## [What you need to do]
Repeat the entire listing exactly.

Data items
◇ ◇ ◇ ◇

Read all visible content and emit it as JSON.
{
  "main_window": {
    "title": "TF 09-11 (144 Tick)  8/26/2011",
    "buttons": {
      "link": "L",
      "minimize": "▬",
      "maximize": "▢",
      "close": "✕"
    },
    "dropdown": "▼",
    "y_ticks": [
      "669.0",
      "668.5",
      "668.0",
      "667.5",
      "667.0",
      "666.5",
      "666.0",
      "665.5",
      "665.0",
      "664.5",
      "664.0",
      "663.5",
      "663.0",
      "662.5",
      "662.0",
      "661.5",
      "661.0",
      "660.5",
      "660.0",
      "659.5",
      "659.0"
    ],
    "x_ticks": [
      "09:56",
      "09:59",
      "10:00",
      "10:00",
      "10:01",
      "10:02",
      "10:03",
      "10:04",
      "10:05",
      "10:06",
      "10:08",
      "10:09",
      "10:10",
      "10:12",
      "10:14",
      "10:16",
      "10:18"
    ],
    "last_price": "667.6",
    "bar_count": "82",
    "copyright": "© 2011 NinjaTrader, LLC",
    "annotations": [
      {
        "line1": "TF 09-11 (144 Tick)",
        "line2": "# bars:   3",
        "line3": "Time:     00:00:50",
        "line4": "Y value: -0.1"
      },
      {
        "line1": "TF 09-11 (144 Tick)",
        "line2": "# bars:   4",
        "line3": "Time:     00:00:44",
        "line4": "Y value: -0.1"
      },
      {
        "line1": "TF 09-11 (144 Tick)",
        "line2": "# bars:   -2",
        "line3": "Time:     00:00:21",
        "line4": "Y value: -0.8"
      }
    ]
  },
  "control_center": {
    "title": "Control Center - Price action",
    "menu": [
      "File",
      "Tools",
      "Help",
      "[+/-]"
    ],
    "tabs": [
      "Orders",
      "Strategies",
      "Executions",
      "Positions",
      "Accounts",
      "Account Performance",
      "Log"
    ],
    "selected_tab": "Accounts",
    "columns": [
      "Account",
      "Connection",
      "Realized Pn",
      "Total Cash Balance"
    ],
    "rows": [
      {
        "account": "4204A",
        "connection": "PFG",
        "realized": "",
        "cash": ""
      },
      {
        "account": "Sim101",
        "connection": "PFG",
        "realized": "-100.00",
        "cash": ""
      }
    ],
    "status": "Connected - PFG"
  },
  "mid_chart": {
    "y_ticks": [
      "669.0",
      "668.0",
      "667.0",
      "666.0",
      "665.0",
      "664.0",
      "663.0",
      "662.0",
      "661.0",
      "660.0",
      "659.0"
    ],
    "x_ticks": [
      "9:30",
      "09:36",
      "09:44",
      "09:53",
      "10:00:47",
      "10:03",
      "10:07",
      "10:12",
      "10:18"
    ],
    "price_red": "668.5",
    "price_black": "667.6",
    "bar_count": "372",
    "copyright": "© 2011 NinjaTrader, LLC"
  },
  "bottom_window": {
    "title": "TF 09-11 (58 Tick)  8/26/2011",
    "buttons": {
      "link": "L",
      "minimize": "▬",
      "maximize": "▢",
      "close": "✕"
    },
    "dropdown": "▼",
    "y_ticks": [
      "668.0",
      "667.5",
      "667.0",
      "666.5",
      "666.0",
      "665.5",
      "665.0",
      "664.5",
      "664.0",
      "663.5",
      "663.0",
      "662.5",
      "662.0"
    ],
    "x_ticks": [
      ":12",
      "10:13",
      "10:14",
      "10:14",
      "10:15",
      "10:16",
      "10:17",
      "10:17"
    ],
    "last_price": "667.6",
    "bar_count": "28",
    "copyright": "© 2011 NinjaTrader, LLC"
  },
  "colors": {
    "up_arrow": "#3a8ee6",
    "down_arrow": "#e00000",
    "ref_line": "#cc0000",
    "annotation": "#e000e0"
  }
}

◇ ◇ ◇ ◇

## [Full response]
Read all visible content and emit it as JSON.
{
  "main_window": {
    "title": "TF 09-11 (144 Tick)  8/26/2011",
    "buttons": {
      "link": "L",
      "minimize": "▬",
      "maximize": "▢",
      "close": "✕"
    },
    "dropdown": "▼",
    "y_ticks": [
      "669.0",
      "668.5",
      "668.0",
      "667.5",
      "667.0",
      "666.5",
      "666.0",
      "665.5",
      "665.0",
      "664.5",
      "664.0",
      "663.5",
      "663.0",
      "662.5",
      "662.0",
      "661.5",
      "661.0",
      "660.5",
      "660.0",
      "659.5",
      "659.0"
    ],
    "x_ticks": [
      "09:56",
      "09:59",
      "10:00",
      "10:00",
      "10:01",
      "10:02",
      "10:03",
      "10:04",
      "10:05",
      "10:06",
      "10:08",
      "10:09",
      "10:10",
      "10:12",
      "10:14",
      "10:16",
      "10:18"
    ],
    "last_price": "667.6",
    "bar_count": "82",
    "copyright": "© 2011 NinjaTrader, LLC",
    "annotations": [
      {
        "line1": "TF 09-11 (144 Tick)",
        "line2": "# bars:   3",
        "line3": "Time:     00:00:50",
        "line4": "Y value: -0.1"
      },
      {
        "line1": "TF 09-11 (144 Tick)",
        "line2": "# bars:   4",
        "line3": "Time:     00:00:44",
        "line4": "Y value: -0.1"
      },
      {
        "line1": "TF 09-11 (144 Tick)",
        "line2": "# bars:   -2",
        "line3": "Time:     00:00:21",
        "line4": "Y value: -0.8"
      }
    ]
  },
  "control_center": {
    "title": "Control Center - Price action",
    "menu": [
      "File",
      "Tools",
      "Help",
      "[+/-]"
    ],
    "tabs": [
      "Orders",
      "Strategies",
      "Executions",
      "Positions",
      "Accounts",
      "Account Performance",
      "Log"
    ],
    "selected_tab": "Accounts",
    "columns": [
      "Account",
      "Connection",
      "Realized Pn",
      "Total Cash Balance"
    ],
    "rows": [
      {
        "account": "4204A",
        "connection": "PFG",
        "realized": "",
        "cash": ""
      },
      {
        "account": "Sim101",
        "connection": "PFG",
        "realized": "-100.00",
        "cash": ""
      }
    ],
    "status": "Connected - PFG"
  },
  "mid_chart": {
    "y_ticks": [
      "669.0",
      "668.0",
      "667.0",
      "666.0",
      "665.0",
      "664.0",
      "663.0",
      "662.0",
      "661.0",
      "660.0",
      "659.0"
    ],
    "x_ticks": [
      "9:30",
      "09:36",
      "09:44",
      "09:53",
      "10:00:47",
      "10:03",
      "10:07",
      "10:12",
      "10:18"
    ],
    "price_red": "668.5",
    "price_black": "667.6",
    "bar_count": "372",
    "copyright": "© 2011 NinjaTrader, LLC"
  },
  "bottom_window": {
    "title": "TF 09-11 (58 Tick)  8/26/2011",
    "buttons": {
      "link": "L",
      "minimize": "▬",
      "maximize": "▢",
      "close": "✕"
    },
    "dropdown": "▼",
    "y_ticks": [
      "668.0",
      "667.5",
      "667.0",
      "666.5",
      "666.0",
      "665.5",
      "665.0",
      "664.5",
      "664.0",
      "663.5",
      "663.0",
      "662.5",
      "662.0"
    ],
    "x_ticks": [
      ":12",
      "10:13",
      "10:14",
      "10:14",
      "10:15",
      "10:16",
      "10:17",
      "10:17"
    ],
    "last_price": "667.6",
    "bar_count": "28",
    "copyright": "© 2011 NinjaTrader, LLC"
  },
  "colors": {
    "up_arrow": "#3a8ee6",
    "down_arrow": "#e00000",
    "ref_line": "#cc0000",
    "annotation": "#e000e0"
  }
}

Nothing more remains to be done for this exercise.